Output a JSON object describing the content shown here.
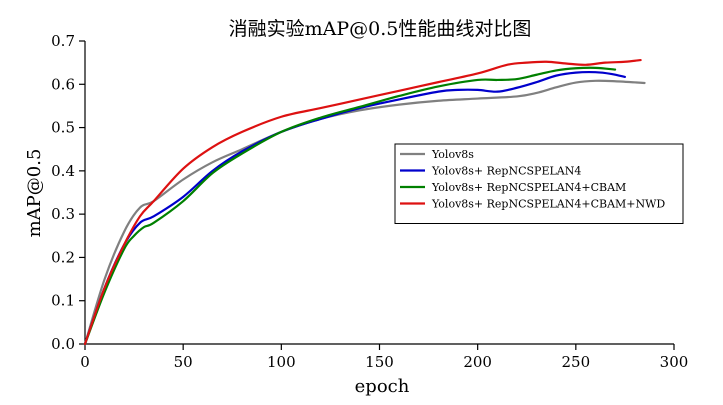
{
  "chart_data": {
    "type": "line",
    "title": "消融实验mAP@0.5性能曲线对比图",
    "xlabel": "epoch",
    "ylabel": "mAP@0.5",
    "xlim": [
      0,
      300
    ],
    "ylim": [
      0,
      0.7
    ],
    "x_ticks": [
      0,
      50,
      100,
      150,
      200,
      250,
      300
    ],
    "y_ticks": [
      0.0,
      0.1,
      0.2,
      0.3,
      0.4,
      0.5,
      0.6,
      0.7
    ],
    "x_tick_labels": [
      "0",
      "50",
      "100",
      "150",
      "200",
      "250",
      "300"
    ],
    "y_tick_labels": [
      "0.0",
      "0.1",
      "0.2",
      "0.3",
      "0.4",
      "0.5",
      "0.6",
      "0.7"
    ],
    "grid": false,
    "legend_position": "center-right",
    "series": [
      {
        "name": "Yolov8s",
        "color": "#808080",
        "x": [
          0,
          10,
          20,
          28,
          35,
          50,
          65,
          80,
          100,
          120,
          140,
          160,
          180,
          200,
          220,
          230,
          240,
          250,
          260,
          270,
          285
        ],
        "y": [
          0,
          0.15,
          0.26,
          0.315,
          0.33,
          0.38,
          0.42,
          0.45,
          0.49,
          0.52,
          0.54,
          0.553,
          0.562,
          0.567,
          0.572,
          0.58,
          0.593,
          0.604,
          0.608,
          0.607,
          0.603
        ]
      },
      {
        "name": "Yolov8s+ RepNCSPELAN4",
        "color": "#0000cc",
        "x": [
          0,
          10,
          20,
          28,
          35,
          50,
          65,
          80,
          100,
          120,
          140,
          160,
          180,
          190,
          200,
          210,
          220,
          230,
          240,
          250,
          260,
          268,
          275
        ],
        "y": [
          0,
          0.13,
          0.23,
          0.28,
          0.295,
          0.34,
          0.4,
          0.445,
          0.49,
          0.52,
          0.545,
          0.565,
          0.583,
          0.587,
          0.587,
          0.583,
          0.592,
          0.605,
          0.62,
          0.627,
          0.628,
          0.624,
          0.617
        ]
      },
      {
        "name": "Yolov8s+ RepNCSPELAN4+CBAM",
        "color": "#008000",
        "x": [
          0,
          10,
          20,
          25,
          30,
          35,
          50,
          65,
          80,
          100,
          120,
          140,
          160,
          180,
          200,
          210,
          220,
          230,
          240,
          250,
          260,
          270
        ],
        "y": [
          0,
          0.12,
          0.22,
          0.25,
          0.27,
          0.28,
          0.33,
          0.395,
          0.44,
          0.49,
          0.523,
          0.548,
          0.573,
          0.595,
          0.61,
          0.61,
          0.612,
          0.622,
          0.632,
          0.637,
          0.638,
          0.634
        ]
      },
      {
        "name": "Yolov8s+ RepNCSPELAN4+CBAM+NWD",
        "color": "#dd1111",
        "x": [
          0,
          10,
          20,
          28,
          35,
          50,
          65,
          80,
          100,
          120,
          140,
          160,
          180,
          200,
          215,
          225,
          235,
          245,
          255,
          265,
          275,
          283
        ],
        "y": [
          0,
          0.13,
          0.23,
          0.295,
          0.33,
          0.405,
          0.455,
          0.49,
          0.525,
          0.545,
          0.565,
          0.585,
          0.605,
          0.625,
          0.645,
          0.65,
          0.652,
          0.648,
          0.645,
          0.65,
          0.652,
          0.656
        ]
      }
    ]
  }
}
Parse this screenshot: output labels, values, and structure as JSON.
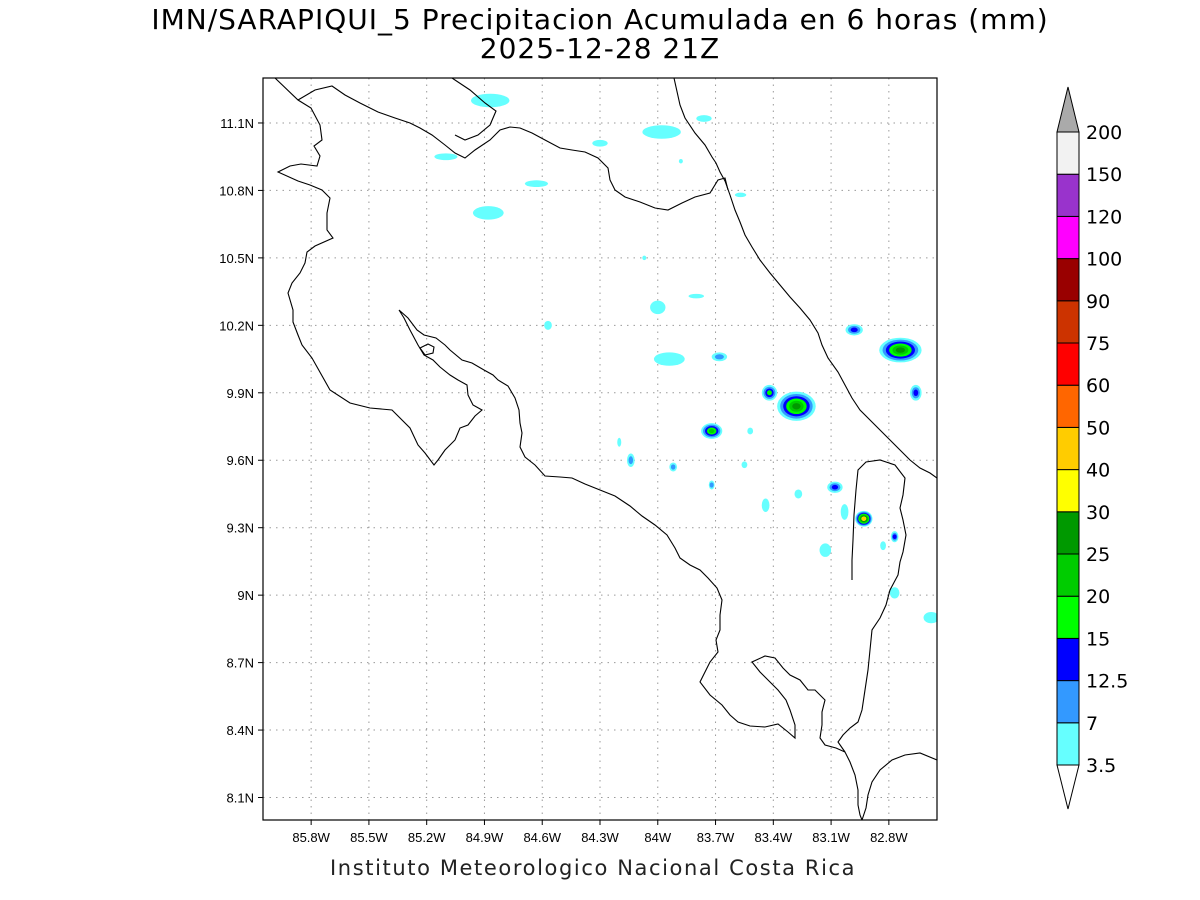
{
  "title": "IMN/SARAPIQUI_5 Precipitacion Acumulada en 6 horas (mm)",
  "subtitle": "2025-12-28 21Z",
  "footer": "Instituto Meteorologico Nacional Costa Rica",
  "map": {
    "x_axis": {
      "range": [
        -86.05,
        -82.55
      ],
      "ticks": [
        {
          "value": -85.8,
          "label": "85.8W"
        },
        {
          "value": -85.5,
          "label": "85.5W"
        },
        {
          "value": -85.2,
          "label": "85.2W"
        },
        {
          "value": -84.9,
          "label": "84.9W"
        },
        {
          "value": -84.6,
          "label": "84.6W"
        },
        {
          "value": -84.3,
          "label": "84.3W"
        },
        {
          "value": -84.0,
          "label": "84W"
        },
        {
          "value": -83.7,
          "label": "83.7W"
        },
        {
          "value": -83.4,
          "label": "83.4W"
        },
        {
          "value": -83.1,
          "label": "83.1W"
        },
        {
          "value": -82.8,
          "label": "82.8W"
        }
      ]
    },
    "y_axis": {
      "range": [
        8.0,
        11.3
      ],
      "ticks": [
        {
          "value": 8.1,
          "label": "8.1N"
        },
        {
          "value": 8.4,
          "label": "8.4N"
        },
        {
          "value": 8.7,
          "label": "8.7N"
        },
        {
          "value": 9.0,
          "label": "9N"
        },
        {
          "value": 9.3,
          "label": "9.3N"
        },
        {
          "value": 9.6,
          "label": "9.6N"
        },
        {
          "value": 9.9,
          "label": "9.9N"
        },
        {
          "value": 10.2,
          "label": "10.2N"
        },
        {
          "value": 10.5,
          "label": "10.5N"
        },
        {
          "value": 10.8,
          "label": "10.8N"
        },
        {
          "value": 11.1,
          "label": "11.1N"
        }
      ]
    },
    "grid": true,
    "precip_cells": [
      {
        "lon": -84.87,
        "lat": 11.2,
        "rx": 0.1,
        "ry": 0.03,
        "v": 3.5
      },
      {
        "lon": -83.98,
        "lat": 11.06,
        "rx": 0.1,
        "ry": 0.03,
        "v": 3.5
      },
      {
        "lon": -84.88,
        "lat": 10.7,
        "rx": 0.08,
        "ry": 0.03,
        "v": 3.5
      },
      {
        "lon": -85.1,
        "lat": 10.95,
        "rx": 0.06,
        "ry": 0.015,
        "v": 3.5
      },
      {
        "lon": -84.63,
        "lat": 10.83,
        "rx": 0.06,
        "ry": 0.015,
        "v": 3.5
      },
      {
        "lon": -83.76,
        "lat": 11.12,
        "rx": 0.04,
        "ry": 0.015,
        "v": 3.5
      },
      {
        "lon": -84.3,
        "lat": 11.01,
        "rx": 0.04,
        "ry": 0.015,
        "v": 3.5
      },
      {
        "lon": -84.0,
        "lat": 10.28,
        "rx": 0.04,
        "ry": 0.03,
        "v": 3.5
      },
      {
        "lon": -83.94,
        "lat": 10.05,
        "rx": 0.08,
        "ry": 0.03,
        "v": 3.5
      },
      {
        "lon": -84.57,
        "lat": 10.2,
        "rx": 0.02,
        "ry": 0.02,
        "v": 3.5
      },
      {
        "lon": -83.68,
        "lat": 10.06,
        "rx": 0.04,
        "ry": 0.02,
        "v": 7
      },
      {
        "lon": -83.42,
        "lat": 9.9,
        "rx": 0.04,
        "ry": 0.035,
        "v": 15
      },
      {
        "lon": -83.28,
        "lat": 9.84,
        "rx": 0.1,
        "ry": 0.065,
        "v": 25
      },
      {
        "lon": -83.72,
        "lat": 9.73,
        "rx": 0.055,
        "ry": 0.035,
        "v": 20
      },
      {
        "lon": -82.74,
        "lat": 10.09,
        "rx": 0.11,
        "ry": 0.055,
        "v": 25
      },
      {
        "lon": -82.98,
        "lat": 10.18,
        "rx": 0.045,
        "ry": 0.025,
        "v": 12.5
      },
      {
        "lon": -82.66,
        "lat": 9.9,
        "rx": 0.03,
        "ry": 0.035,
        "v": 12.5
      },
      {
        "lon": -82.93,
        "lat": 9.34,
        "rx": 0.045,
        "ry": 0.035,
        "v": 40
      },
      {
        "lon": -83.08,
        "lat": 9.48,
        "rx": 0.04,
        "ry": 0.025,
        "v": 12.5
      },
      {
        "lon": -82.77,
        "lat": 9.26,
        "rx": 0.02,
        "ry": 0.025,
        "v": 12.5
      },
      {
        "lon": -84.14,
        "lat": 9.6,
        "rx": 0.02,
        "ry": 0.03,
        "v": 7
      },
      {
        "lon": -83.92,
        "lat": 9.57,
        "rx": 0.02,
        "ry": 0.02,
        "v": 7
      },
      {
        "lon": -83.72,
        "lat": 9.49,
        "rx": 0.015,
        "ry": 0.02,
        "v": 7
      },
      {
        "lon": -83.13,
        "lat": 9.2,
        "rx": 0.03,
        "ry": 0.03,
        "v": 3.5
      },
      {
        "lon": -83.03,
        "lat": 9.37,
        "rx": 0.02,
        "ry": 0.035,
        "v": 3.5
      },
      {
        "lon": -82.77,
        "lat": 9.01,
        "rx": 0.025,
        "ry": 0.025,
        "v": 3.5
      },
      {
        "lon": -82.58,
        "lat": 8.9,
        "rx": 0.04,
        "ry": 0.025,
        "v": 3.5
      },
      {
        "lon": -83.44,
        "lat": 9.4,
        "rx": 0.02,
        "ry": 0.03,
        "v": 3.5
      },
      {
        "lon": -83.52,
        "lat": 9.73,
        "rx": 0.015,
        "ry": 0.015,
        "v": 3.5
      },
      {
        "lon": -83.27,
        "lat": 9.45,
        "rx": 0.02,
        "ry": 0.02,
        "v": 3.5
      },
      {
        "lon": -82.83,
        "lat": 9.22,
        "rx": 0.015,
        "ry": 0.02,
        "v": 3.5
      },
      {
        "lon": -83.8,
        "lat": 10.33,
        "rx": 0.04,
        "ry": 0.01,
        "v": 3.5
      },
      {
        "lon": -83.57,
        "lat": 10.78,
        "rx": 0.03,
        "ry": 0.01,
        "v": 3.5
      },
      {
        "lon": -84.07,
        "lat": 10.5,
        "rx": 0.01,
        "ry": 0.01,
        "v": 3.5
      },
      {
        "lon": -84.2,
        "lat": 9.68,
        "rx": 0.01,
        "ry": 0.02,
        "v": 3.5
      },
      {
        "lon": -83.55,
        "lat": 9.58,
        "rx": 0.015,
        "ry": 0.015,
        "v": 3.5
      },
      {
        "lon": -83.88,
        "lat": 10.93,
        "rx": 0.01,
        "ry": 0.01,
        "v": 3.5
      }
    ]
  },
  "colorbar": {
    "levels": [
      "3.5",
      "7",
      "12.5",
      "15",
      "20",
      "25",
      "30",
      "40",
      "50",
      "60",
      "75",
      "90",
      "100",
      "120",
      "150",
      "200"
    ],
    "colors": [
      "#66ffff",
      "#3399ff",
      "#0000ff",
      "#00ff00",
      "#00cc00",
      "#009900",
      "#ffff00",
      "#ffcc00",
      "#ff6600",
      "#ff0000",
      "#cc3300",
      "#990000",
      "#ff00ff",
      "#9933cc",
      "#f2f2f2",
      "#aaaaaa"
    ],
    "low_color": "#ffffff"
  }
}
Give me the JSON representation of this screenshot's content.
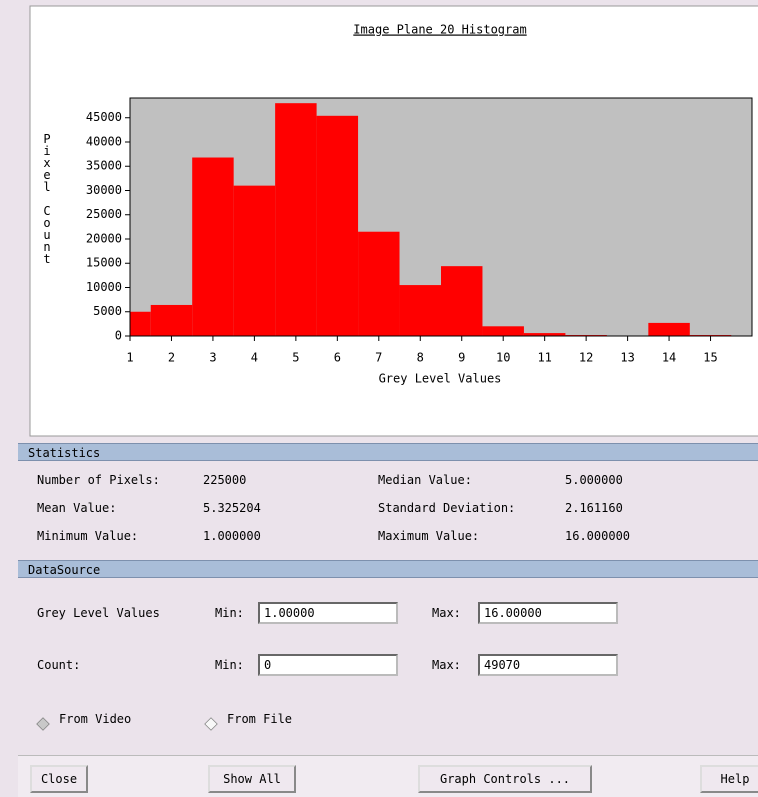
{
  "chart_data": {
    "type": "histogram",
    "title": "Image Plane 20 Histogram",
    "xlabel": "Grey Level Values",
    "ylabel": "Pixel Count",
    "bins": [
      1,
      1.5,
      2.5,
      3.5,
      4.5,
      5.5,
      6.5,
      7.5,
      8.5,
      9.5,
      10.5,
      11.5,
      12.5,
      13.5,
      14.5,
      15.5
    ],
    "values": [
      5000,
      6400,
      36800,
      31000,
      48000,
      45400,
      21500,
      10500,
      14400,
      2000,
      600,
      200,
      0,
      2700,
      200
    ],
    "color": "#ff0000",
    "xlim": [
      1,
      16
    ],
    "xticks": [
      1,
      2,
      3,
      4,
      5,
      6,
      7,
      8,
      9,
      10,
      11,
      12,
      13,
      14,
      15
    ],
    "ylim": [
      0,
      49070
    ],
    "yticks": [
      0,
      5000,
      10000,
      15000,
      20000,
      25000,
      30000,
      35000,
      40000,
      45000
    ]
  },
  "statistics": {
    "title": "Statistics",
    "items": [
      {
        "label": "Number of Pixels:",
        "value": "225000"
      },
      {
        "label": "Median Value:",
        "value": "5.000000"
      },
      {
        "label": "Mean Value:",
        "value": "5.325204"
      },
      {
        "label": "Standard Deviation:",
        "value": "2.161160"
      },
      {
        "label": "Minimum Value:",
        "value": "1.000000"
      },
      {
        "label": "Maximum Value:",
        "value": "16.000000"
      }
    ]
  },
  "datasource": {
    "title": "DataSource",
    "rows": [
      {
        "label": "Grey Level Values",
        "min_label": "Min:",
        "min": "1.00000",
        "max_label": "Max:",
        "max": "16.00000"
      },
      {
        "label": "Count:",
        "min_label": "Min:",
        "min": "0",
        "max_label": "Max:",
        "max": "49070"
      }
    ],
    "radios": [
      "From Video",
      "From File"
    ]
  },
  "buttons": [
    "Close",
    "Show All",
    "Graph Controls ...",
    "Help"
  ]
}
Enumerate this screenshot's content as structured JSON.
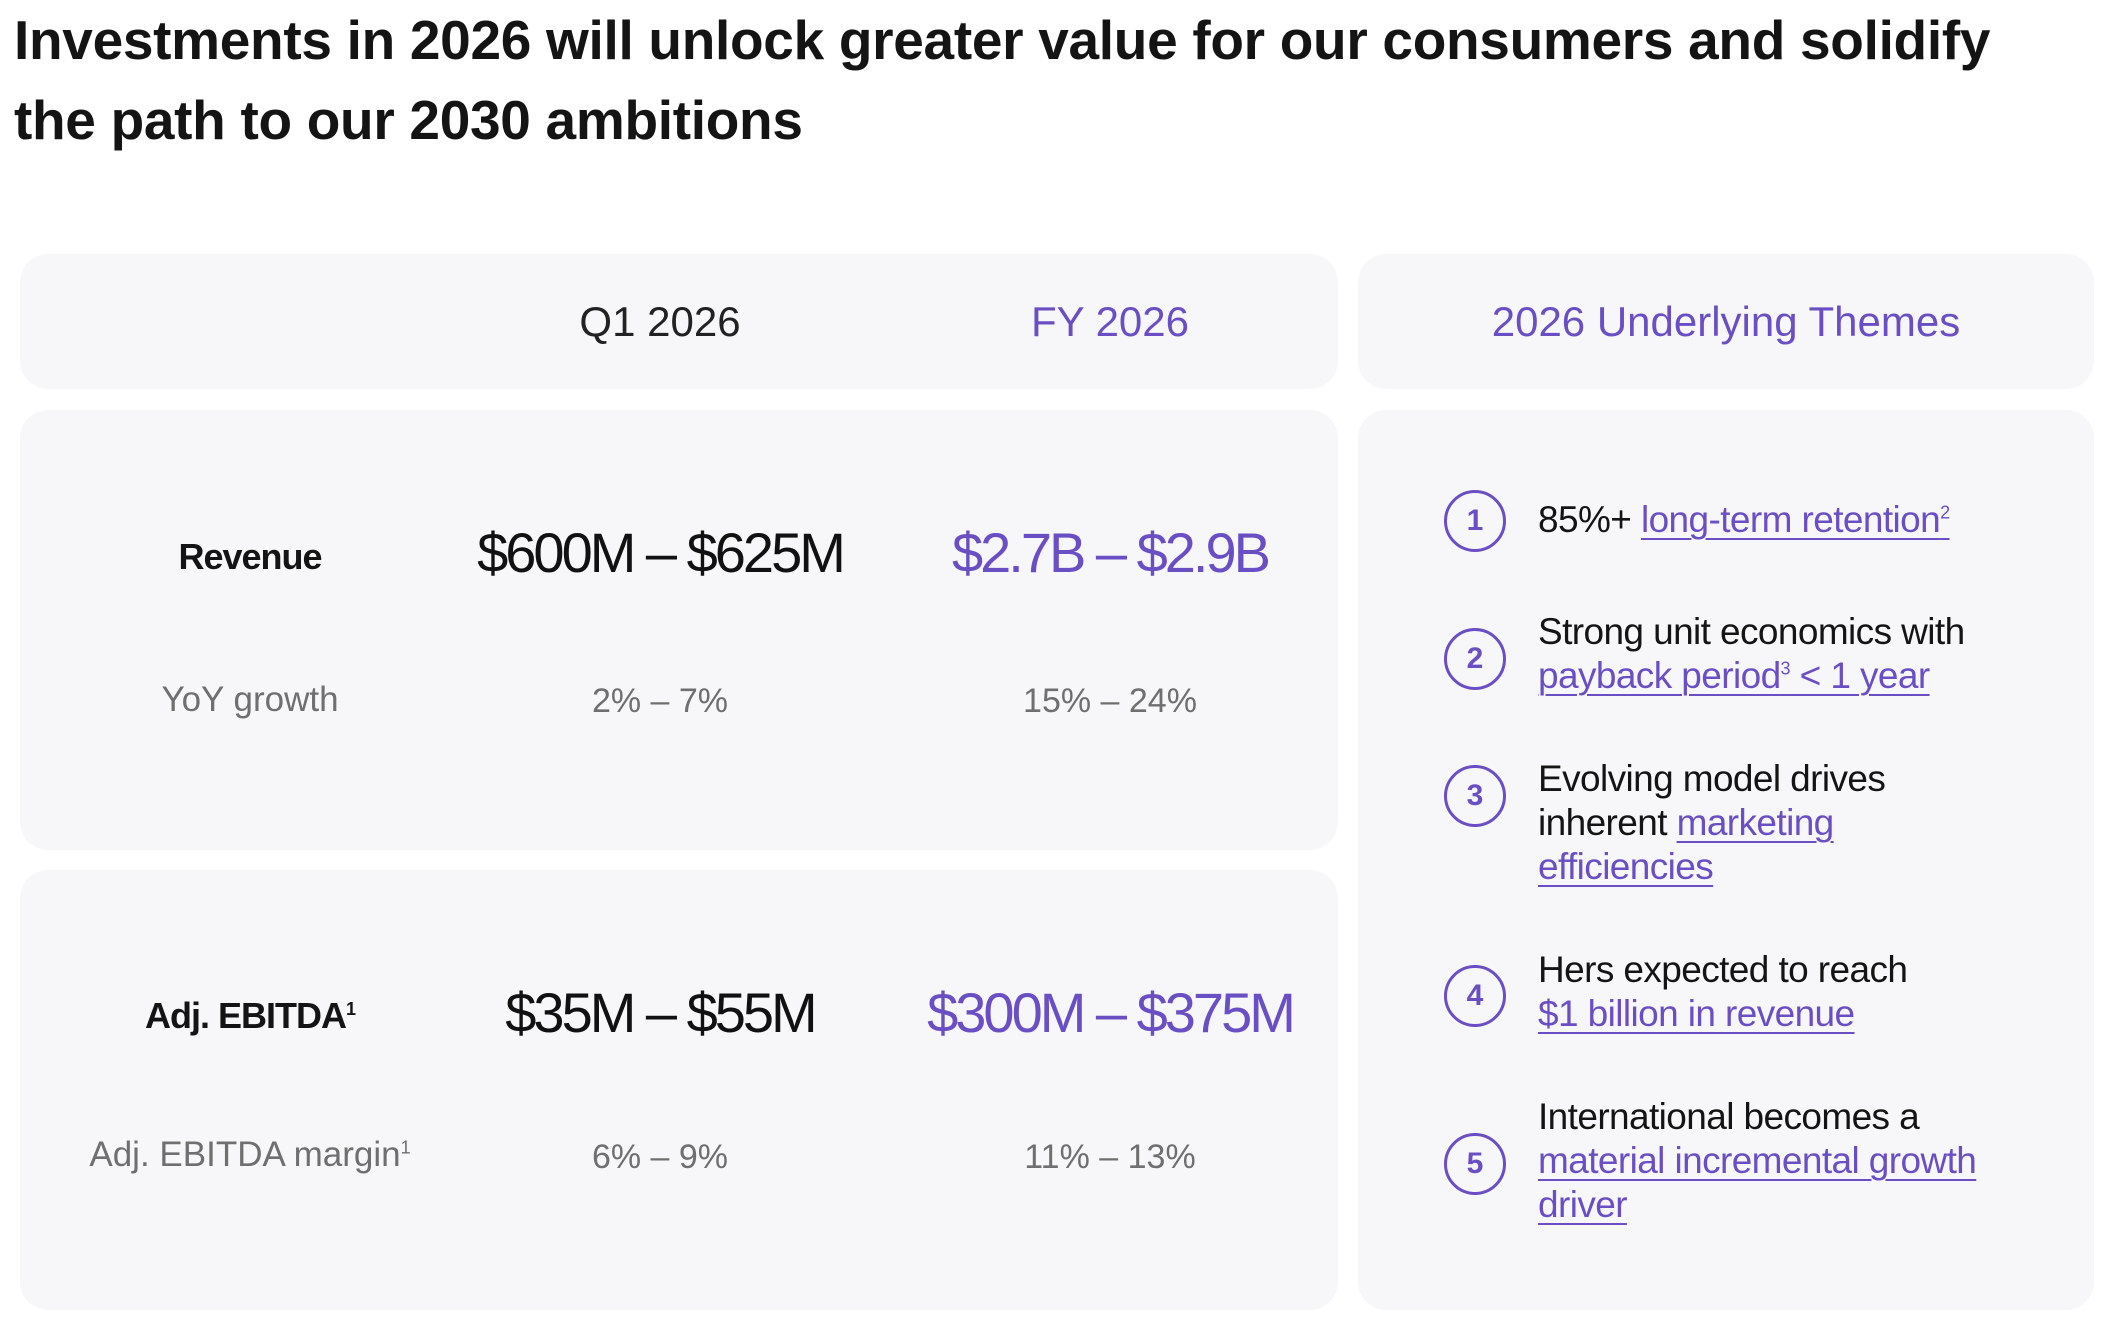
{
  "headline": {
    "line1": "Investments in 2026 will unlock greater value for our consumers and solidify",
    "line2": "the path to our 2030 ambitions"
  },
  "table": {
    "columns": [
      "Q1 2026",
      "FY 2026"
    ],
    "themes_header": "2026 Underlying Themes",
    "revenue": {
      "label": "Revenue",
      "q1": "$600M – $625M",
      "fy": "$2.7B – $2.9B",
      "growth_label": "YoY growth",
      "growth_q1": "2% – 7%",
      "growth_fy": "15% – 24%"
    },
    "ebitda": {
      "label": "Adj. EBITDA",
      "label_sup": "1",
      "q1": "$35M – $55M",
      "fy": "$300M – $375M",
      "margin_label": "Adj. EBITDA margin",
      "margin_sup": "1",
      "margin_q1": "6% – 9%",
      "margin_fy": "11% – 13%"
    }
  },
  "themes": [
    {
      "number": "1",
      "text_plain": "85%+ ",
      "text_link": "long-term retention",
      "sup": "2"
    },
    {
      "number": "2",
      "text_plain": "Strong unit economics with",
      "text_link": "payback period",
      "sup": "3",
      "text_link_after": " < 1 year"
    },
    {
      "number": "3",
      "text_plain": "Evolving model drives inherent ",
      "text_link": "marketing efficiencies"
    },
    {
      "number": "4",
      "text_plain": "Hers expected to reach",
      "text_link": "$1 billion in revenue"
    },
    {
      "number": "5",
      "text_plain": "International becomes a",
      "text_link": "material incremental growth driver"
    }
  ],
  "colors": {
    "accent": "#6a4fc4",
    "panel": "#f7f7f9",
    "text": "#141414",
    "muted": "#6f6f6f"
  }
}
==============================
Starting at the line that holds "Enumerate this screenshot's", repeat every line through the end of the listing exactly as written, skipping any picture.

Enumerate this screenshot's content as structured JSON.
{
  "headline": {
    "line1": "Investments in 2026 will unlock greater value for our consumers and solidify",
    "line2": "the path to our 2030 ambitions"
  },
  "table": {
    "columns": [
      "Q1 2026",
      "FY 2026"
    ],
    "themes_header": "2026 Underlying Themes",
    "revenue": {
      "label": "Revenue",
      "q1": "$600M – $625M",
      "fy": "$2.7B – $2.9B",
      "growth_label": "YoY growth",
      "growth_q1": "2% – 7%",
      "growth_fy": "15% – 24%"
    },
    "ebitda": {
      "label": "Adj. EBITDA",
      "label_sup": "1",
      "q1": "$35M – $55M",
      "fy": "$300M – $375M",
      "margin_label": "Adj. EBITDA margin",
      "margin_sup": "1",
      "margin_q1": "6% – 9%",
      "margin_fy": "11% – 13%"
    }
  },
  "themes": [
    {
      "number": "1",
      "text_plain": "85%+ ",
      "text_link": "long-term retention",
      "sup": "2"
    },
    {
      "number": "2",
      "text_plain": "Strong unit economics with",
      "text_link": "payback period",
      "sup": "3",
      "text_link_after": " < 1 year"
    },
    {
      "number": "3",
      "text_plain": "Evolving model drives inherent ",
      "text_link": "marketing efficiencies"
    },
    {
      "number": "4",
      "text_plain": "Hers expected to reach",
      "text_link": "$1 billion in revenue"
    },
    {
      "number": "5",
      "text_plain": "International becomes a",
      "text_link": "material incremental growth driver"
    }
  ],
  "colors": {
    "accent": "#6a4fc4",
    "panel": "#f7f7f9",
    "text": "#141414",
    "muted": "#6f6f6f"
  }
}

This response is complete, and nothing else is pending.